**SUPPLIED MATERIAL:**
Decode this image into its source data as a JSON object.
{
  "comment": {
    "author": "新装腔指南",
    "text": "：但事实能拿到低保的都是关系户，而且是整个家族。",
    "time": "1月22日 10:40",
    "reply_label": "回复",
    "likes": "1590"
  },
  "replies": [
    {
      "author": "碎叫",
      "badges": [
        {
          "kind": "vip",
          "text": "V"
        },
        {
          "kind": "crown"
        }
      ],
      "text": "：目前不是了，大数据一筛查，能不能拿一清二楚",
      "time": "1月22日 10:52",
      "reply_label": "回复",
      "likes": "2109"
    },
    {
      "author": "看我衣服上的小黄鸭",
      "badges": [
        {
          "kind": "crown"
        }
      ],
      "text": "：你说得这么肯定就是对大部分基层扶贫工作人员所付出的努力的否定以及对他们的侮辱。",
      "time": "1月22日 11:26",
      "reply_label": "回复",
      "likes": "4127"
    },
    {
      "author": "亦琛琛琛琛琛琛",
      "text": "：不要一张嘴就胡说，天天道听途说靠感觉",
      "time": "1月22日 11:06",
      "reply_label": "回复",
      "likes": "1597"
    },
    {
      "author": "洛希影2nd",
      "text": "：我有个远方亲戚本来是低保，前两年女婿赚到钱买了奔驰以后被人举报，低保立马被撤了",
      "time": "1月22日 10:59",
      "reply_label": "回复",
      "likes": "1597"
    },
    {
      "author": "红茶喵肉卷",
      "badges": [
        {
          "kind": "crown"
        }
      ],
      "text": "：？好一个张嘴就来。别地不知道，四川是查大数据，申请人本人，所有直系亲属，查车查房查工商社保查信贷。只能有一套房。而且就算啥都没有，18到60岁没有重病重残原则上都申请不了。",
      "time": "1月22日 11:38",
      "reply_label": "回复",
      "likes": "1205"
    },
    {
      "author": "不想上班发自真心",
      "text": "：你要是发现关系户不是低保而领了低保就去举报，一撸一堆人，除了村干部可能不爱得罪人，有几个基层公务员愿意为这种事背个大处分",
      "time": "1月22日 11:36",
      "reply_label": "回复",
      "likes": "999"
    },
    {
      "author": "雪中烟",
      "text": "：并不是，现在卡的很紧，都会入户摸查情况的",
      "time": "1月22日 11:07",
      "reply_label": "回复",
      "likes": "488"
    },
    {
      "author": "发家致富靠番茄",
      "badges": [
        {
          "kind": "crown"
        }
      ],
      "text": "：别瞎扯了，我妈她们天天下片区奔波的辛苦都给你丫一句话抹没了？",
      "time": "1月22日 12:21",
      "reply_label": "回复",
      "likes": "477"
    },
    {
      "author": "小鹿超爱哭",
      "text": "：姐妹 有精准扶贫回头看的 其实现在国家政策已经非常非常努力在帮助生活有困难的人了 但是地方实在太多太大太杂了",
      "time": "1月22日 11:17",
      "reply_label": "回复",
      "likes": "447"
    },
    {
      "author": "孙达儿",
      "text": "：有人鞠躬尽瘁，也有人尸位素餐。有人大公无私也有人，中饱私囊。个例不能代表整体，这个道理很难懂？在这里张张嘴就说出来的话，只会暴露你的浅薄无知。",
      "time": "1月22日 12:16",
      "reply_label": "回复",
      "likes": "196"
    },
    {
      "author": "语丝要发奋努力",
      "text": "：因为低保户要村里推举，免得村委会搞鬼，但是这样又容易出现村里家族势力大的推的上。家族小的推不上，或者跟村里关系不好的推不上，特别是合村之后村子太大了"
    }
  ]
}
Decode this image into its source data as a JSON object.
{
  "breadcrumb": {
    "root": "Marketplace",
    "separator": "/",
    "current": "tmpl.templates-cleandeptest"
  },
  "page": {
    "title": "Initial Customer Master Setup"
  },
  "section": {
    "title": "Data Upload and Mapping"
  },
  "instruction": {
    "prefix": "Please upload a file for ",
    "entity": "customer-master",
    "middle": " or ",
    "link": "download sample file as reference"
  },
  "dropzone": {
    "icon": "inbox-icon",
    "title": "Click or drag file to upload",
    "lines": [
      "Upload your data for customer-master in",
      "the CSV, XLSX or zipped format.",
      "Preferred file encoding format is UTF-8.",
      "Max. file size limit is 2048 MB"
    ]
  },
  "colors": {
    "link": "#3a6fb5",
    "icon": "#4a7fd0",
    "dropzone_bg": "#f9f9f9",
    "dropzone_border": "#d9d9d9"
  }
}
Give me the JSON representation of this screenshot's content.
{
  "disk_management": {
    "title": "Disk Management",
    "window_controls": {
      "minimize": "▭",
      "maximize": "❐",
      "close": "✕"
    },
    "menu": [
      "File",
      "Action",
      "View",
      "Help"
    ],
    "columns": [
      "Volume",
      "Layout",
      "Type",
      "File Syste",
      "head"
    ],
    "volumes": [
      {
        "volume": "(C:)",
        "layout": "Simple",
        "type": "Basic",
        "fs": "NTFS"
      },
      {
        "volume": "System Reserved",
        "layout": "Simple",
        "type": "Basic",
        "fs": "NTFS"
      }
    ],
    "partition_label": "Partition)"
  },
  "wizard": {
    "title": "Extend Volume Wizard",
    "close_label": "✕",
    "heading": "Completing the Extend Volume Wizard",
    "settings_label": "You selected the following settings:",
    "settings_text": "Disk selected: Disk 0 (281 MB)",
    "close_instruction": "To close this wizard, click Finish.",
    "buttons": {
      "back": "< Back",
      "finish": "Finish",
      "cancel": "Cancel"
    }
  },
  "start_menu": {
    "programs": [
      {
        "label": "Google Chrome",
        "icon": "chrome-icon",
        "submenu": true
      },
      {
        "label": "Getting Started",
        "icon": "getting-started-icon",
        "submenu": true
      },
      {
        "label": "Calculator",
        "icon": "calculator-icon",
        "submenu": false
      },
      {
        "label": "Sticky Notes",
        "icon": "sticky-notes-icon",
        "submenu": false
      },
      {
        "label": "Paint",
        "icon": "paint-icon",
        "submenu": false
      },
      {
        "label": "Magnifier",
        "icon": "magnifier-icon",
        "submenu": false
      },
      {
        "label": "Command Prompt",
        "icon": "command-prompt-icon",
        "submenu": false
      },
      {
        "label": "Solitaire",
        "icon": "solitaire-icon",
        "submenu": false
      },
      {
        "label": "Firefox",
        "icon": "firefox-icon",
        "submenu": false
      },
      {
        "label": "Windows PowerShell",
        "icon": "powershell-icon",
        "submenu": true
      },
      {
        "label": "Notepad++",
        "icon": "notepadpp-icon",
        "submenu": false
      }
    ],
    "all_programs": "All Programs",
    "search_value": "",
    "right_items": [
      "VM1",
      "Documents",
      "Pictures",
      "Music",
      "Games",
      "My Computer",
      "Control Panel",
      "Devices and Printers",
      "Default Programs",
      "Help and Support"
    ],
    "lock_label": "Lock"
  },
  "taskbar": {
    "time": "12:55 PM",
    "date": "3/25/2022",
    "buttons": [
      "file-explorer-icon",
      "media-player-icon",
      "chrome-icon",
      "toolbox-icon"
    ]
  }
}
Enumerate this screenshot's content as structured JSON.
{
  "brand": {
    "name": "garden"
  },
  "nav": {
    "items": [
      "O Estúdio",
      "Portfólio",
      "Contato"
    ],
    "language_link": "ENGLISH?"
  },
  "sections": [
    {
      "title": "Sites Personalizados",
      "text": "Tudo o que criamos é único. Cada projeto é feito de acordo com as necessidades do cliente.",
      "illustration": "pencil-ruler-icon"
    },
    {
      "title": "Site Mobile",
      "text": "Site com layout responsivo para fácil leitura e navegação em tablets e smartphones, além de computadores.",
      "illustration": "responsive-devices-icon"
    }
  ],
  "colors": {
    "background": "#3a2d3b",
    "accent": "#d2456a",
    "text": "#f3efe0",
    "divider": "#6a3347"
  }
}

**GOAL OF THE EXERCISE:** Copy only the stretch running from the line containing "Enumerate this screenshot's" to the final line of the entries, both ends included, exactly as it stands.

**WRITTEN ANSWER:**
Enumerate this screenshot's content as structured JSON.
{
  "brand": {
    "name": "garden"
  },
  "nav": {
    "items": [
      "O Estúdio",
      "Portfólio",
      "Contato"
    ],
    "language_link": "ENGLISH?"
  },
  "sections": [
    {
      "title": "Sites Personalizados",
      "text": "Tudo o que criamos é único. Cada projeto é feito de acordo com as necessidades do cliente.",
      "illustration": "pencil-ruler-icon"
    },
    {
      "title": "Site Mobile",
      "text": "Site com layout responsivo para fácil leitura e navegação em tablets e smartphones, além de computadores.",
      "illustration": "responsive-devices-icon"
    }
  ],
  "colors": {
    "background": "#3a2d3b",
    "accent": "#d2456a",
    "text": "#f3efe0",
    "divider": "#6a3347"
  }
}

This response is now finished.